## ISTRUZIONI DEL COMPITO
Prosegua l'articolo d'opinione sulla repressione in Germania delle critiche rivolte a Israele, riprendendo subito dopo l'ultima frase riportata.

## ESTRATTO SELEZIONATO

....

La repressione della Germania nei confronti delle critiche rivolte a Israele tradisce i valori europei

Daniele Bianchi

La repressione della Germania nei confronti delle critiche rivolte a Israele tradisce i valori europei

Qualche mese fa mi sono ritrovato in un forum con colleghi tedeschi a discutere dei media europei. La conversazione è stata vivace e si è rapidamente spostata dalle questioni di settore ad argomenti più ampi come la cultura della memoria tedesca e la crisi finanziaria del 2008.

Sorprendentemente, i miei colleghi tedeschi hanno ritenuto inappropriato criticare la posizione politica greca al momento della crisi, così come hanno ritenuto inappropriato che io parlassi di questioni legate alla storia tedesca, come l’Olocausto. Hanno spiegato che «non si può entrare nell'esperienza soggettiva e nella storia dell'altro, quindi è meglio evitarlo». Non potrei essere più in disaccordo.

Se non ci impegniamo in una discussione critica, non possiamo allinearci con ciò che riteniamo moralmente giusto o chiedere conto al potere: finiamo semplicemente per affermare le nostre alleanze etniche, religiose, ideologiche o nazionali. Per parafrasare la famosa citazione di Edward Said, non possiamo mostrare vera solidarietà se non critichiamo. E non possiamo permetterci di non criticare un potere quando attacca palesemente gli stessi valori e principi che dovrebbe sostenere e proteggere.

Ho pensato a questa discussione che ho avuto con i colleghi tedeschi mentre leggevo del raid della polizia al Congresso sulla Palestina a Berlino il 12 aprile.

....

## DATI DISPONIBILI
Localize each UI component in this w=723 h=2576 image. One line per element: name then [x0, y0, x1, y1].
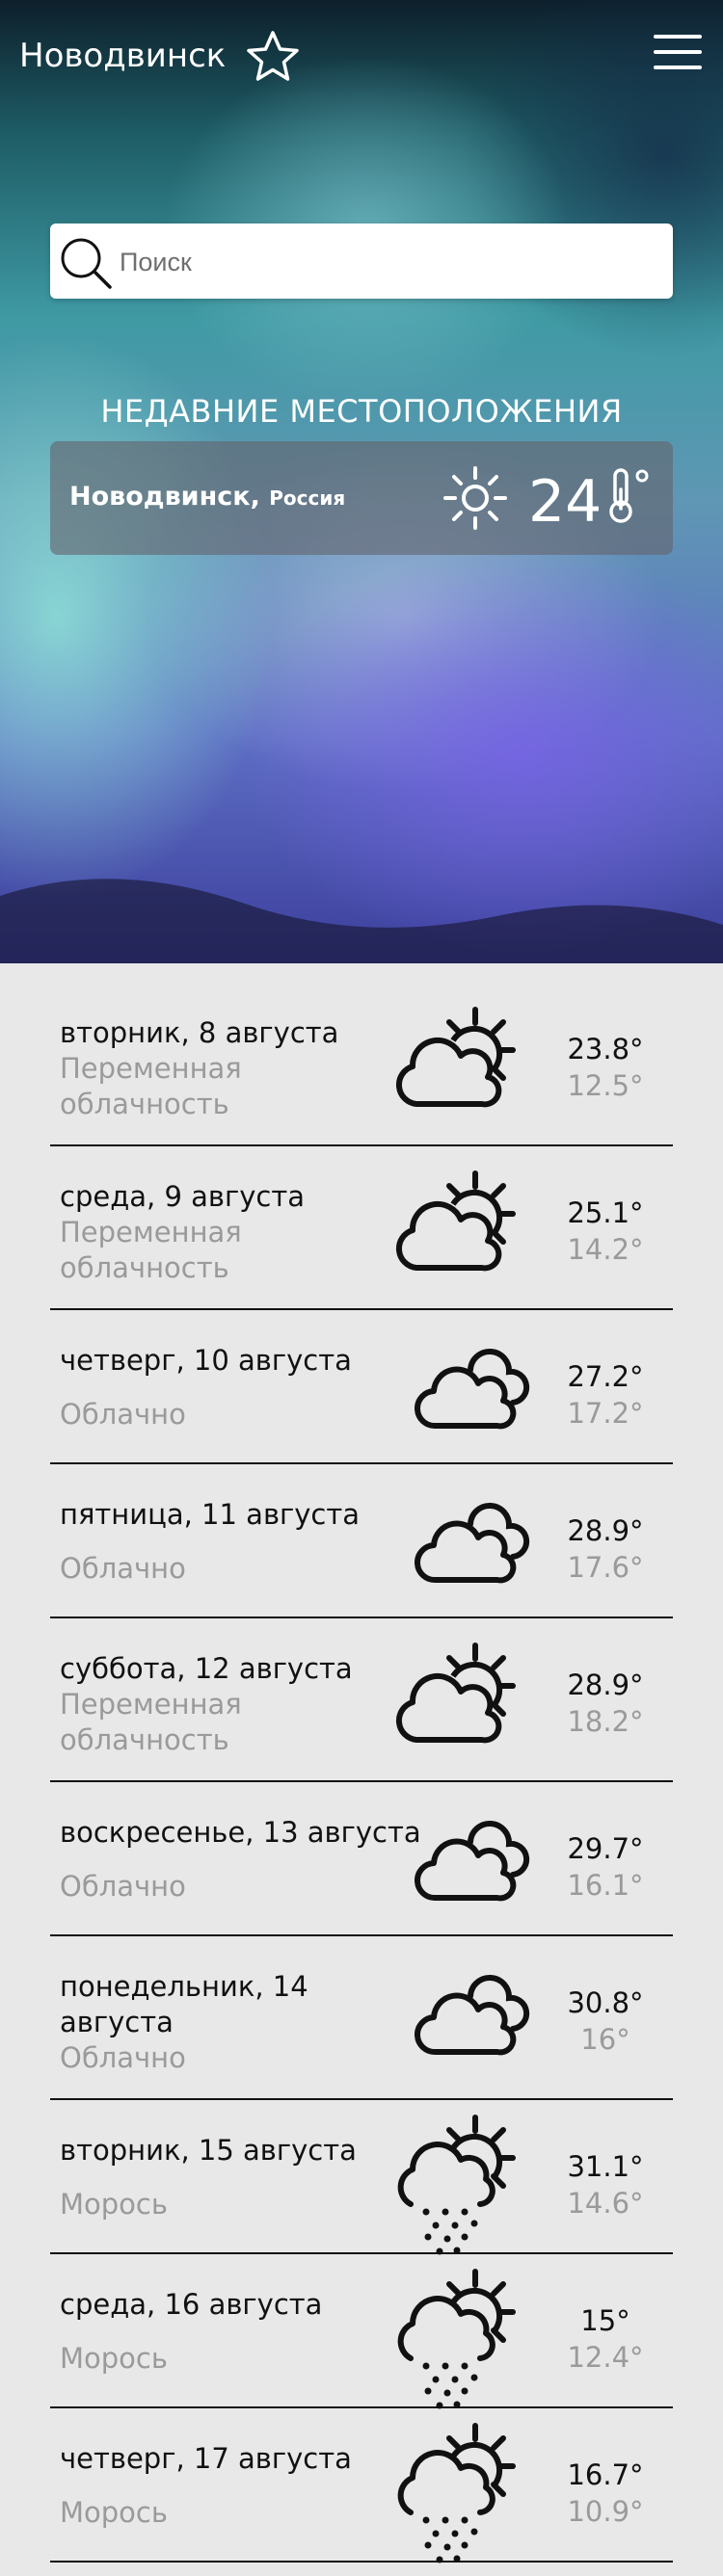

....

## RISPOSTA QUI SOTTO
La violenta interruzione e la successiva cancellazione della conferenza filo-palestinese hanno rappresentato una preoccupante escalation nella repressione del movimento di solidarietà palestinese in corso in Germania e in tutto l’Occidente negli ultimi sei mesi. La polizia tedesca ha invaso la sede del Congresso sulla Palestina, organizzato da Jewish Voice for Peace insieme a DiEM25 e gruppi per i diritti civili, e lo ha chiuso tagliando l’elettricità, confiscando i microfoni e arrestando alcuni partecipanti.

Poi, con una mossa senza precedenti, ha emesso un “Betätigungsverbot” (divieto di attività) contro Yanis Varoufakis, Ghassan Abu-Sitta e Salman Abu-Sitta – tre dei relatori principali. Di conseguenza, all’ex ministro delle Finanze greco Yanis Varoufakis, una figura importante nel movimento progressista globale, non sarà permesso di parlare della Palestina in Germania, nemmeno tramite una chiamata Zoom, e non è chiaro se sarà in grado di sostenere il partito tedesco DiEM25 in vista delle elezioni europee di giugno.

L’intervento ha reso chiarissimo che oggigiorno in Germania ogni critica allo Stato di Israele e al suo comportamento a Gaza è considerata antisemitismo e trattata come tale. Confrontato con la ritrovata accettazione di figure di estrema destra con storie documentate di antisemitismo a causa della loro difesa delle politiche israeliane contro i palestinesi, dipinge un quadro deprimente per la libertà di parola in una delle democrazie più potenti d’Europa.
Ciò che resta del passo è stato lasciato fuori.